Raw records

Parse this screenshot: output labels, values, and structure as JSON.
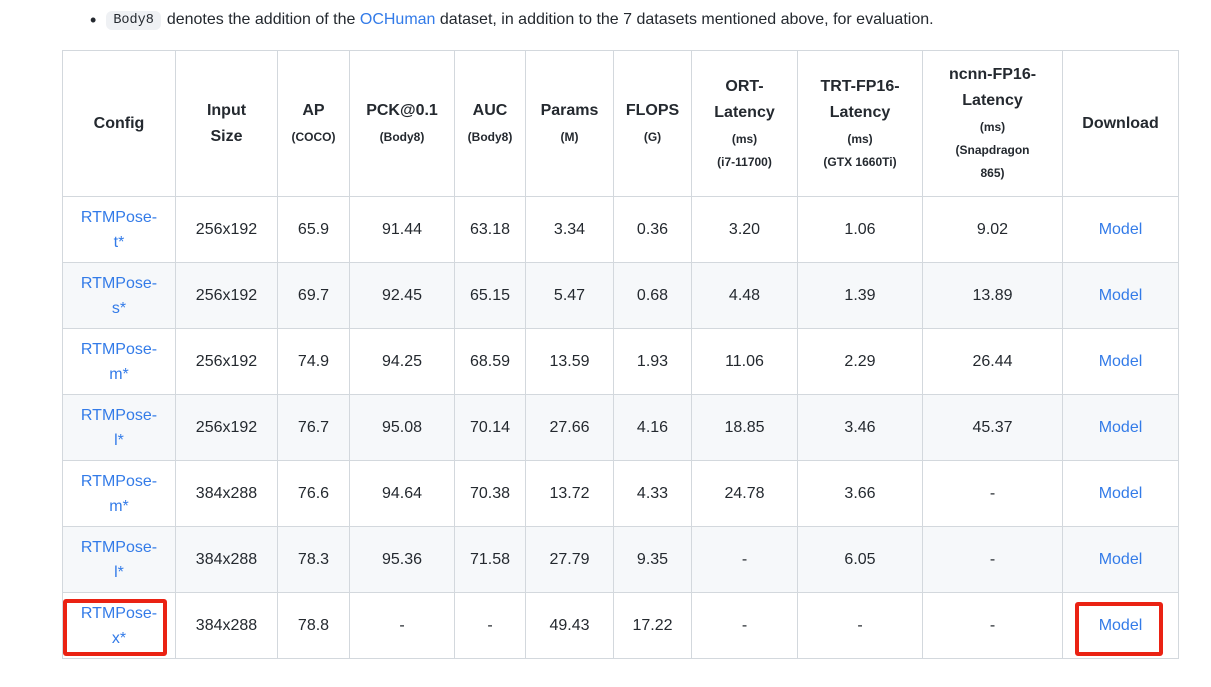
{
  "note": {
    "bullet": "•",
    "code": "Body8",
    "text_before_link": "denotes the addition of the ",
    "link": "OCHuman",
    "text_after_link": " dataset, in addition to the 7 datasets mentioned above, for evaluation."
  },
  "colors": {
    "link_blue": "#337be8",
    "border_gray": "#d3d8dd",
    "zebra_row": "#f6f8fa",
    "annotation_red": "#ea2213",
    "text": "#24292f",
    "code_badge_bg": "#eff1f4"
  },
  "table": {
    "columns": [
      {
        "id": "config",
        "label_lines": [
          "Config"
        ],
        "sub_lines": []
      },
      {
        "id": "input",
        "label_lines": [
          "Input",
          "Size"
        ],
        "sub_lines": []
      },
      {
        "id": "ap",
        "label_lines": [
          "AP"
        ],
        "sub_lines": [
          "(COCO)"
        ]
      },
      {
        "id": "pck",
        "label_lines": [
          "PCK@0.1"
        ],
        "sub_lines": [
          "(Body8)"
        ]
      },
      {
        "id": "auc",
        "label_lines": [
          "AUC"
        ],
        "sub_lines": [
          "(Body8)"
        ]
      },
      {
        "id": "params",
        "label_lines": [
          "Params"
        ],
        "sub_lines": [
          "(M)"
        ]
      },
      {
        "id": "flops",
        "label_lines": [
          "FLOPS"
        ],
        "sub_lines": [
          "(G)"
        ]
      },
      {
        "id": "ort",
        "label_lines": [
          "ORT-",
          "Latency"
        ],
        "sub_lines": [
          "(ms)",
          "(i7-11700)"
        ]
      },
      {
        "id": "trt",
        "label_lines": [
          "TRT-FP16-",
          "Latency"
        ],
        "sub_lines": [
          "(ms)",
          "(GTX 1660Ti)"
        ]
      },
      {
        "id": "ncnn",
        "label_lines": [
          "ncnn-FP16-",
          "Latency"
        ],
        "sub_lines": [
          "(ms)",
          "(Snapdragon",
          "865)"
        ]
      },
      {
        "id": "download",
        "label_lines": [
          "Download"
        ],
        "sub_lines": []
      }
    ],
    "rows": [
      {
        "config_lines": [
          "RTMPose-",
          "t*"
        ],
        "values": [
          "256x192",
          "65.9",
          "91.44",
          "63.18",
          "3.34",
          "0.36",
          "3.20",
          "1.06",
          "9.02"
        ],
        "download": "Model",
        "highlighted": []
      },
      {
        "config_lines": [
          "RTMPose-",
          "s*"
        ],
        "values": [
          "256x192",
          "69.7",
          "92.45",
          "65.15",
          "5.47",
          "0.68",
          "4.48",
          "1.39",
          "13.89"
        ],
        "download": "Model",
        "highlighted": []
      },
      {
        "config_lines": [
          "RTMPose-",
          "m*"
        ],
        "values": [
          "256x192",
          "74.9",
          "94.25",
          "68.59",
          "13.59",
          "1.93",
          "11.06",
          "2.29",
          "26.44"
        ],
        "download": "Model",
        "highlighted": []
      },
      {
        "config_lines": [
          "RTMPose-",
          "l*"
        ],
        "values": [
          "256x192",
          "76.7",
          "95.08",
          "70.14",
          "27.66",
          "4.16",
          "18.85",
          "3.46",
          "45.37"
        ],
        "download": "Model",
        "highlighted": []
      },
      {
        "config_lines": [
          "RTMPose-",
          "m*"
        ],
        "values": [
          "384x288",
          "76.6",
          "94.64",
          "70.38",
          "13.72",
          "4.33",
          "24.78",
          "3.66",
          "-"
        ],
        "download": "Model",
        "highlighted": []
      },
      {
        "config_lines": [
          "RTMPose-",
          "l*"
        ],
        "values": [
          "384x288",
          "78.3",
          "95.36",
          "71.58",
          "27.79",
          "9.35",
          "-",
          "6.05",
          "-"
        ],
        "download": "Model",
        "highlighted": []
      },
      {
        "config_lines": [
          "RTMPose-",
          "x*"
        ],
        "values": [
          "384x288",
          "78.8",
          "-",
          "-",
          "49.43",
          "17.22",
          "-",
          "-",
          "-"
        ],
        "download": "Model",
        "highlighted": [
          "config",
          "download"
        ]
      }
    ]
  }
}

◆ Task goal
Pictures stay out; repeat all the rest of the records exactly.

◆ Answer to the task
Parse this screenshot: output labels, values, and structure as JSON.
{
  "note": {
    "bullet": "•",
    "code": "Body8",
    "text_before_link": "denotes the addition of the ",
    "link": "OCHuman",
    "text_after_link": " dataset, in addition to the 7 datasets mentioned above, for evaluation."
  },
  "colors": {
    "link_blue": "#337be8",
    "border_gray": "#d3d8dd",
    "zebra_row": "#f6f8fa",
    "annotation_red": "#ea2213",
    "text": "#24292f",
    "code_badge_bg": "#eff1f4"
  },
  "table": {
    "columns": [
      {
        "id": "config",
        "label_lines": [
          "Config"
        ],
        "sub_lines": []
      },
      {
        "id": "input",
        "label_lines": [
          "Input",
          "Size"
        ],
        "sub_lines": []
      },
      {
        "id": "ap",
        "label_lines": [
          "AP"
        ],
        "sub_lines": [
          "(COCO)"
        ]
      },
      {
        "id": "pck",
        "label_lines": [
          "PCK@0.1"
        ],
        "sub_lines": [
          "(Body8)"
        ]
      },
      {
        "id": "auc",
        "label_lines": [
          "AUC"
        ],
        "sub_lines": [
          "(Body8)"
        ]
      },
      {
        "id": "params",
        "label_lines": [
          "Params"
        ],
        "sub_lines": [
          "(M)"
        ]
      },
      {
        "id": "flops",
        "label_lines": [
          "FLOPS"
        ],
        "sub_lines": [
          "(G)"
        ]
      },
      {
        "id": "ort",
        "label_lines": [
          "ORT-",
          "Latency"
        ],
        "sub_lines": [
          "(ms)",
          "(i7-11700)"
        ]
      },
      {
        "id": "trt",
        "label_lines": [
          "TRT-FP16-",
          "Latency"
        ],
        "sub_lines": [
          "(ms)",
          "(GTX 1660Ti)"
        ]
      },
      {
        "id": "ncnn",
        "label_lines": [
          "ncnn-FP16-",
          "Latency"
        ],
        "sub_lines": [
          "(ms)",
          "(Snapdragon",
          "865)"
        ]
      },
      {
        "id": "download",
        "label_lines": [
          "Download"
        ],
        "sub_lines": []
      }
    ],
    "rows": [
      {
        "config_lines": [
          "RTMPose-",
          "t*"
        ],
        "values": [
          "256x192",
          "65.9",
          "91.44",
          "63.18",
          "3.34",
          "0.36",
          "3.20",
          "1.06",
          "9.02"
        ],
        "download": "Model",
        "highlighted": []
      },
      {
        "config_lines": [
          "RTMPose-",
          "s*"
        ],
        "values": [
          "256x192",
          "69.7",
          "92.45",
          "65.15",
          "5.47",
          "0.68",
          "4.48",
          "1.39",
          "13.89"
        ],
        "download": "Model",
        "highlighted": []
      },
      {
        "config_lines": [
          "RTMPose-",
          "m*"
        ],
        "values": [
          "256x192",
          "74.9",
          "94.25",
          "68.59",
          "13.59",
          "1.93",
          "11.06",
          "2.29",
          "26.44"
        ],
        "download": "Model",
        "highlighted": []
      },
      {
        "config_lines": [
          "RTMPose-",
          "l*"
        ],
        "values": [
          "256x192",
          "76.7",
          "95.08",
          "70.14",
          "27.66",
          "4.16",
          "18.85",
          "3.46",
          "45.37"
        ],
        "download": "Model",
        "highlighted": []
      },
      {
        "config_lines": [
          "RTMPose-",
          "m*"
        ],
        "values": [
          "384x288",
          "76.6",
          "94.64",
          "70.38",
          "13.72",
          "4.33",
          "24.78",
          "3.66",
          "-"
        ],
        "download": "Model",
        "highlighted": []
      },
      {
        "config_lines": [
          "RTMPose-",
          "l*"
        ],
        "values": [
          "384x288",
          "78.3",
          "95.36",
          "71.58",
          "27.79",
          "9.35",
          "-",
          "6.05",
          "-"
        ],
        "download": "Model",
        "highlighted": []
      },
      {
        "config_lines": [
          "RTMPose-",
          "x*"
        ],
        "values": [
          "384x288",
          "78.8",
          "-",
          "-",
          "49.43",
          "17.22",
          "-",
          "-",
          "-"
        ],
        "download": "Model",
        "highlighted": [
          "config",
          "download"
        ]
      }
    ]
  }
}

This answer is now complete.